• Task details: Only a number is wanted. Count the lines holding the string "head".

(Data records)
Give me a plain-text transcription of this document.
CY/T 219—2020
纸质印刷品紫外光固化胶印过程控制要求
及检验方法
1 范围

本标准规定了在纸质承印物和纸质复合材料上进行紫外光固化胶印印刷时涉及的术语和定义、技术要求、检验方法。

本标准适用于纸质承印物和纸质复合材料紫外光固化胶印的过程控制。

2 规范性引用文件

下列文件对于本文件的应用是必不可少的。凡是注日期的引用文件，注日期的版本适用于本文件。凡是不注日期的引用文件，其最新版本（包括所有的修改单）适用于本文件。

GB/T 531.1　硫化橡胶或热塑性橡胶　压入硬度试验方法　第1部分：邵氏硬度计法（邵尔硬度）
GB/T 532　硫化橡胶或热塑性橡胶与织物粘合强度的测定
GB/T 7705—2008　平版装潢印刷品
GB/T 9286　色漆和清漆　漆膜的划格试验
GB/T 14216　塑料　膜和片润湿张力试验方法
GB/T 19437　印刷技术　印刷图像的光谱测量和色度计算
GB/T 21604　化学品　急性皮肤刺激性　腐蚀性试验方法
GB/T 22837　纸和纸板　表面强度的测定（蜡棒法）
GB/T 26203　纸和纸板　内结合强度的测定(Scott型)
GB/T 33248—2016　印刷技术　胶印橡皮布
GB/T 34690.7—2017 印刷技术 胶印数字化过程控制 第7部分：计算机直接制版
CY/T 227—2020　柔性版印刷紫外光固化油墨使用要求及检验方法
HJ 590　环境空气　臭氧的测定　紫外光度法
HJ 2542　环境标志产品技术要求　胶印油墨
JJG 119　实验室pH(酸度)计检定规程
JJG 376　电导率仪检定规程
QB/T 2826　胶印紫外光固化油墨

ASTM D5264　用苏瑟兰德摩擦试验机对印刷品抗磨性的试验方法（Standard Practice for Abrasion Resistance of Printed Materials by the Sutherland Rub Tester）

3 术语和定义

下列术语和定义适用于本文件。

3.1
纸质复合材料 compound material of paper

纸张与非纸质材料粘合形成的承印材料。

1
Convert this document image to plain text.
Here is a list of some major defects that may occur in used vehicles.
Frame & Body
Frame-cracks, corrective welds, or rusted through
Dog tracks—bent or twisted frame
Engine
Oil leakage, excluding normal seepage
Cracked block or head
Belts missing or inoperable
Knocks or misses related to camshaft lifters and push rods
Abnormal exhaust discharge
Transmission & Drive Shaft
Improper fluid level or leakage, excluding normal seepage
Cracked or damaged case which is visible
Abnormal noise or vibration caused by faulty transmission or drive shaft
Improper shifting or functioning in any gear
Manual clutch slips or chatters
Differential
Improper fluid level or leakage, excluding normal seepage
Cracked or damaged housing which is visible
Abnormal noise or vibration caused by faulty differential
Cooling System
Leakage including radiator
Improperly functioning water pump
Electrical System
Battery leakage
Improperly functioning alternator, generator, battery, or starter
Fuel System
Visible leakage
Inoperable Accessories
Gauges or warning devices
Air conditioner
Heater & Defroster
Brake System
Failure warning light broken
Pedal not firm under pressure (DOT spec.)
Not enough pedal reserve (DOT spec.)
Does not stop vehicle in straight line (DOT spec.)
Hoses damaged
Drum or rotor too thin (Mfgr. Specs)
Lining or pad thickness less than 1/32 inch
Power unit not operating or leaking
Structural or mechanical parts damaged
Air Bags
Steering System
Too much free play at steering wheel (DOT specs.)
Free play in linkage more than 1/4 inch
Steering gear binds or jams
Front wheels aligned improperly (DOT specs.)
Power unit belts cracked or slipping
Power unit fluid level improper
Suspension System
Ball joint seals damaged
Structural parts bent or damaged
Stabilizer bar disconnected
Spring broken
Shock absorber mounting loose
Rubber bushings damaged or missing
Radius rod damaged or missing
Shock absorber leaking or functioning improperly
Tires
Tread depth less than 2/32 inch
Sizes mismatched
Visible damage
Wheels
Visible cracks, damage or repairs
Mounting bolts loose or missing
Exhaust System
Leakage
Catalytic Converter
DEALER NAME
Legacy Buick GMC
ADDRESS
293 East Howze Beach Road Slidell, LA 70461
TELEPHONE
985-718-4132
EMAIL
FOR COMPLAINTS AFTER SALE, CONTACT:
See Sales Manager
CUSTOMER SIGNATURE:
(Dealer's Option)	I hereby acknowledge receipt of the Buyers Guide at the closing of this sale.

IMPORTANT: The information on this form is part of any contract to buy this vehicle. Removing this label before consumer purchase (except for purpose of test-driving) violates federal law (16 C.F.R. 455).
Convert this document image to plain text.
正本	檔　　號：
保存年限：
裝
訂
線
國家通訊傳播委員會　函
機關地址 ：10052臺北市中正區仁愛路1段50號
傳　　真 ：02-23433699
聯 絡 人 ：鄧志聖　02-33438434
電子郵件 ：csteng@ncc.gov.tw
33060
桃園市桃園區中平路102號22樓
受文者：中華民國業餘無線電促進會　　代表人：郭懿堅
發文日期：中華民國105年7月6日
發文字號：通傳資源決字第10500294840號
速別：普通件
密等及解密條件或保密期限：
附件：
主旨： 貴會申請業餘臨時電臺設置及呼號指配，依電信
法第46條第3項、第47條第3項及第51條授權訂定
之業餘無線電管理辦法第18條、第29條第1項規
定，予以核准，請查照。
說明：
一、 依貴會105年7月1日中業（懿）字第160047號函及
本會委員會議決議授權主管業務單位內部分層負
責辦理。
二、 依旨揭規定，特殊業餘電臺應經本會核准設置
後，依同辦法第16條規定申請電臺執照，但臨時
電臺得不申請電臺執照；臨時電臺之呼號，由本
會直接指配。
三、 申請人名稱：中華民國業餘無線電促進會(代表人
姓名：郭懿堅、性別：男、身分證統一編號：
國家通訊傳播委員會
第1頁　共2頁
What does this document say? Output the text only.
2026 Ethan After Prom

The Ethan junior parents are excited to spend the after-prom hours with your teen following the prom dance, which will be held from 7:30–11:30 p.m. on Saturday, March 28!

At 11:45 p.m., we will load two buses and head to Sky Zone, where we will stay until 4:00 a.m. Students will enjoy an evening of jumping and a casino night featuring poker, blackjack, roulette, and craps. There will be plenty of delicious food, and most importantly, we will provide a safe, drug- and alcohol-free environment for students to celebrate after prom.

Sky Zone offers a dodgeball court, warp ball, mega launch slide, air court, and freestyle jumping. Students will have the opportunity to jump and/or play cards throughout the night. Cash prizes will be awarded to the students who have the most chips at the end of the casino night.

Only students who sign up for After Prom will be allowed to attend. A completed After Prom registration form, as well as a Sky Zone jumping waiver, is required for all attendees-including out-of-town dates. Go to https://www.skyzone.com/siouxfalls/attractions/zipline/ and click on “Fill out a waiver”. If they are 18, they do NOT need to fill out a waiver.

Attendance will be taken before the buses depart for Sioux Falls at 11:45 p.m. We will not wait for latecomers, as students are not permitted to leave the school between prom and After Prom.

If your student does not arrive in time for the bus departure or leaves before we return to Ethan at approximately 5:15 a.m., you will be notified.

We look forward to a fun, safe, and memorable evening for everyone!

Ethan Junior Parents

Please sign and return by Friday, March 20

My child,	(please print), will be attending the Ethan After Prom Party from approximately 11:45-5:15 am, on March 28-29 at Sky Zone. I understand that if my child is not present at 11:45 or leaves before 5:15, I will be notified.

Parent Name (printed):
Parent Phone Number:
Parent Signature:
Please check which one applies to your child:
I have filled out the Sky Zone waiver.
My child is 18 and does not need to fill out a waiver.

• Task answer: 2